▼▼▼

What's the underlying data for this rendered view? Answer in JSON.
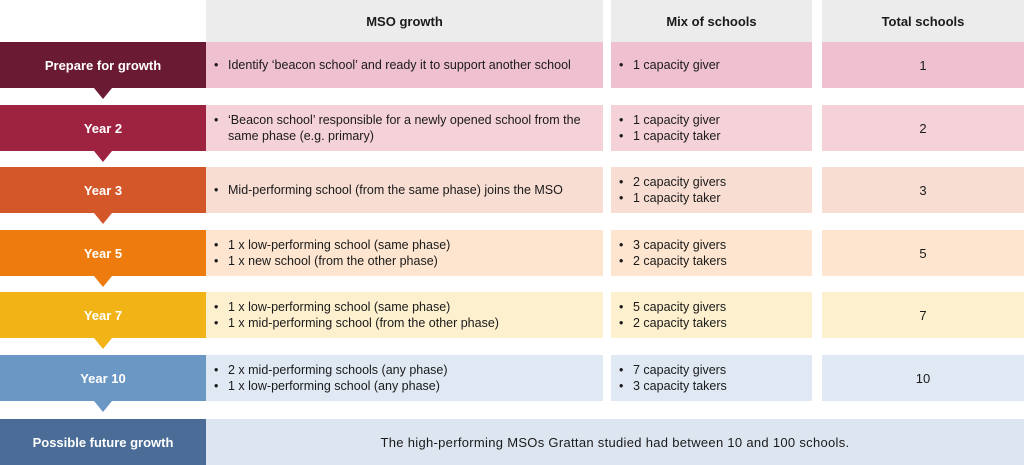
{
  "headers": {
    "growth": "MSO growth",
    "mix": "Mix of schools",
    "total": "Total schools"
  },
  "rows": [
    {
      "label": "Prepare for growth",
      "color": "#6b1a33",
      "fill": "#efc1d0",
      "growth": [
        "Identify ‘beacon school’ and ready it to support another school"
      ],
      "mix": [
        "1 capacity giver"
      ],
      "total": "1"
    },
    {
      "label": "Year 2",
      "color": "#9e2340",
      "fill": "#f4d2d8",
      "growth": [
        "‘Beacon school’ responsible for a newly opened school from the same phase (e.g. primary)"
      ],
      "mix": [
        "1 capacity giver",
        "1 capacity taker"
      ],
      "total": "2"
    },
    {
      "label": "Year 3",
      "color": "#d4572a",
      "fill": "#f8ddd2",
      "growth": [
        "Mid-performing school (from the same phase) joins the MSO"
      ],
      "mix": [
        "2 capacity givers",
        "1 capacity taker"
      ],
      "total": "3"
    },
    {
      "label": "Year 5",
      "color": "#ee7b0d",
      "fill": "#fde5cf",
      "growth": [
        "1 x low-performing school (same phase)",
        "1 x new school (from the other phase)"
      ],
      "mix": [
        "3 capacity givers",
        "2 capacity takers"
      ],
      "total": "5"
    },
    {
      "label": "Year 7",
      "color": "#f2b317",
      "fill": "#fdf0cf",
      "growth": [
        "1 x low-performing school (same phase)",
        "1 x mid-performing school (from the other phase)"
      ],
      "mix": [
        "5 capacity givers",
        "2 capacity takers"
      ],
      "total": "7"
    },
    {
      "label": "Year 10",
      "color": "#6b97c4",
      "fill": "#e0e9f3",
      "growth": [
        "2 x mid-performing schools (any phase)",
        "1 x low-performing school (any phase)"
      ],
      "mix": [
        "7 capacity givers",
        "3 capacity takers"
      ],
      "total": "10"
    }
  ],
  "future": {
    "label": "Possible future growth",
    "text": "The high-performing MSOs Grattan studied had between 10 and 100 schools."
  }
}
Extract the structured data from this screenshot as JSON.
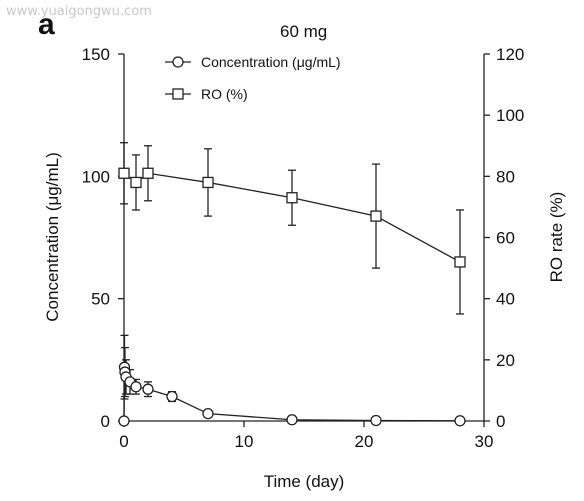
{
  "watermark": "www.yuaigongwu.com",
  "panel_letter": "a",
  "chart_data": {
    "type": "line",
    "title": "60 mg",
    "xlabel": "Time (day)",
    "ylabel_left": "Concentration (μg/mL)",
    "ylabel_right": "RO rate (%)",
    "xlim": [
      0,
      30
    ],
    "ylim_left": [
      0,
      150
    ],
    "ylim_right": [
      0,
      120
    ],
    "xticks": [
      0,
      10,
      20,
      30
    ],
    "yticks_left": [
      0,
      50,
      100,
      150
    ],
    "yticks_right": [
      0,
      20,
      40,
      60,
      80,
      100,
      120
    ],
    "grid": false,
    "legend_position": "top-center",
    "series": [
      {
        "name": "Concentration (μg/mL)",
        "marker": "circle",
        "axis": "left",
        "x": [
          0,
          0.04,
          0.08,
          0.17,
          0.5,
          1,
          2,
          4,
          7,
          14,
          21,
          28
        ],
        "y": [
          0,
          22,
          20,
          18,
          16,
          14,
          13,
          10,
          3,
          0.5,
          0.2,
          0.1
        ],
        "err": [
          0,
          13,
          10,
          7,
          5,
          3,
          3,
          2,
          1,
          0.3,
          0.1,
          0.1
        ]
      },
      {
        "name": "RO (%)",
        "marker": "square",
        "axis": "right",
        "x": [
          0,
          1,
          2,
          7,
          14,
          21,
          28
        ],
        "y": [
          81,
          78,
          81,
          78,
          73,
          67,
          52
        ],
        "err": [
          10,
          9,
          9,
          11,
          9,
          17,
          17
        ]
      }
    ]
  }
}
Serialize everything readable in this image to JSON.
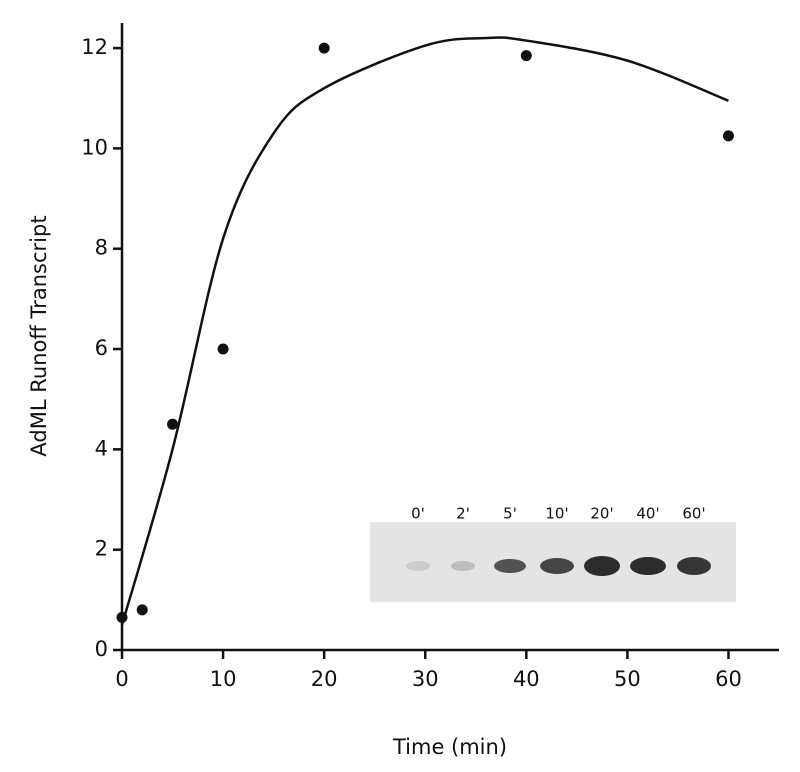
{
  "chart_data": {
    "type": "scatter",
    "x_label": "Time (min)",
    "y_label": "AdML Runoff Transcript",
    "xlim": [
      0,
      65
    ],
    "xticks": [
      0,
      10,
      20,
      30,
      40,
      50,
      60
    ],
    "ylim": [
      0,
      12.5
    ],
    "yticks": [
      0,
      2,
      4,
      6,
      8,
      10,
      12
    ],
    "series": [
      {
        "type": "scatter",
        "color": "#111111",
        "x": [
          0,
          2,
          5,
          10,
          20,
          40,
          60
        ],
        "values": [
          0.65,
          0.8,
          4.5,
          6,
          12,
          11.85,
          10.25
        ]
      },
      {
        "type": "line",
        "color": "#111111",
        "x": [
          0,
          5,
          10,
          15,
          20,
          30,
          36,
          40,
          50,
          60
        ],
        "values": [
          0.5,
          4,
          8.2,
          10.3,
          11.2,
          12.05,
          12.2,
          12.15,
          11.75,
          10.95
        ]
      }
    ],
    "inset_lanes": [
      "0'",
      "2'",
      "5'",
      "10'",
      "20'",
      "40'",
      "60'"
    ]
  }
}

▲▲▲

### [WHAT TO DO]
Repeat the data in full and exactly. Omit pictures.

### [FINAL ANSWER]
What's the underlying data for this rendered view? Answer in JSON.
{
  "headers": {
    "growth": "MSO growth",
    "mix": "Mix of schools",
    "total": "Total schools"
  },
  "rows": [
    {
      "label": "Prepare for growth",
      "color": "#6b1a33",
      "fill": "#efc1d0",
      "growth": [
        "Identify ‘beacon school’ and ready it to support another school"
      ],
      "mix": [
        "1 capacity giver"
      ],
      "total": "1"
    },
    {
      "label": "Year 2",
      "color": "#9e2340",
      "fill": "#f4d2d8",
      "growth": [
        "‘Beacon school’ responsible for a newly opened school from the same phase (e.g. primary)"
      ],
      "mix": [
        "1 capacity giver",
        "1 capacity taker"
      ],
      "total": "2"
    },
    {
      "label": "Year 3",
      "color": "#d4572a",
      "fill": "#f8ddd2",
      "growth": [
        "Mid-performing school (from the same phase) joins the MSO"
      ],
      "mix": [
        "2 capacity givers",
        "1 capacity taker"
      ],
      "total": "3"
    },
    {
      "label": "Year 5",
      "color": "#ee7b0d",
      "fill": "#fde5cf",
      "growth": [
        "1 x low-performing school (same phase)",
        "1 x new school (from the other phase)"
      ],
      "mix": [
        "3 capacity givers",
        "2 capacity takers"
      ],
      "total": "5"
    },
    {
      "label": "Year 7",
      "color": "#f2b317",
      "fill": "#fdf0cf",
      "growth": [
        "1 x low-performing school (same phase)",
        "1 x mid-performing school (from the other phase)"
      ],
      "mix": [
        "5 capacity givers",
        "2 capacity takers"
      ],
      "total": "7"
    },
    {
      "label": "Year 10",
      "color": "#6b97c4",
      "fill": "#e0e9f3",
      "growth": [
        "2 x mid-performing schools (any phase)",
        "1 x low-performing school (any phase)"
      ],
      "mix": [
        "7 capacity givers",
        "3 capacity takers"
      ],
      "total": "10"
    }
  ],
  "future": {
    "label": "Possible future growth",
    "text": "The high-performing MSOs Grattan studied had between 10 and 100 schools."
  }
}
Extract the structured data from this screenshot as JSON.
{
  "watermark": "www.yuaigongwu.com",
  "panel_letter": "a",
  "chart_data": {
    "type": "line",
    "title": "60 mg",
    "xlabel": "Time (day)",
    "ylabel_left": "Concentration (μg/mL)",
    "ylabel_right": "RO rate (%)",
    "xlim": [
      0,
      30
    ],
    "ylim_left": [
      0,
      150
    ],
    "ylim_right": [
      0,
      120
    ],
    "xticks": [
      0,
      10,
      20,
      30
    ],
    "yticks_left": [
      0,
      50,
      100,
      150
    ],
    "yticks_right": [
      0,
      20,
      40,
      60,
      80,
      100,
      120
    ],
    "grid": false,
    "legend_position": "top-center",
    "series": [
      {
        "name": "Concentration (μg/mL)",
        "marker": "circle",
        "axis": "left",
        "x": [
          0,
          0.04,
          0.08,
          0.17,
          0.5,
          1,
          2,
          4,
          7,
          14,
          21,
          28
        ],
        "y": [
          0,
          22,
          20,
          18,
          16,
          14,
          13,
          10,
          3,
          0.5,
          0.2,
          0.1
        ],
        "err": [
          0,
          13,
          10,
          7,
          5,
          3,
          3,
          2,
          1,
          0.3,
          0.1,
          0.1
        ]
      },
      {
        "name": "RO (%)",
        "marker": "square",
        "axis": "right",
        "x": [
          0,
          1,
          2,
          7,
          14,
          21,
          28
        ],
        "y": [
          81,
          78,
          81,
          78,
          73,
          67,
          52
        ],
        "err": [
          10,
          9,
          9,
          11,
          9,
          17,
          17
        ]
      }
    ]
  }
}
Serialize everything readable in this image to JSON.
{
  "chart_data": {
    "type": "scatter",
    "x_label": "Time (min)",
    "y_label": "AdML Runoff Transcript",
    "xlim": [
      0,
      65
    ],
    "xticks": [
      0,
      10,
      20,
      30,
      40,
      50,
      60
    ],
    "ylim": [
      0,
      12.5
    ],
    "yticks": [
      0,
      2,
      4,
      6,
      8,
      10,
      12
    ],
    "series": [
      {
        "type": "scatter",
        "color": "#111111",
        "x": [
          0,
          2,
          5,
          10,
          20,
          40,
          60
        ],
        "values": [
          0.65,
          0.8,
          4.5,
          6,
          12,
          11.85,
          10.25
        ]
      },
      {
        "type": "line",
        "color": "#111111",
        "x": [
          0,
          5,
          10,
          15,
          20,
          30,
          36,
          40,
          50,
          60
        ],
        "values": [
          0.5,
          4,
          8.2,
          10.3,
          11.2,
          12.05,
          12.2,
          12.15,
          11.75,
          10.95
        ]
      }
    ],
    "inset_lanes": [
      "0'",
      "2'",
      "5'",
      "10'",
      "20'",
      "40'",
      "60'"
    ]
  }
}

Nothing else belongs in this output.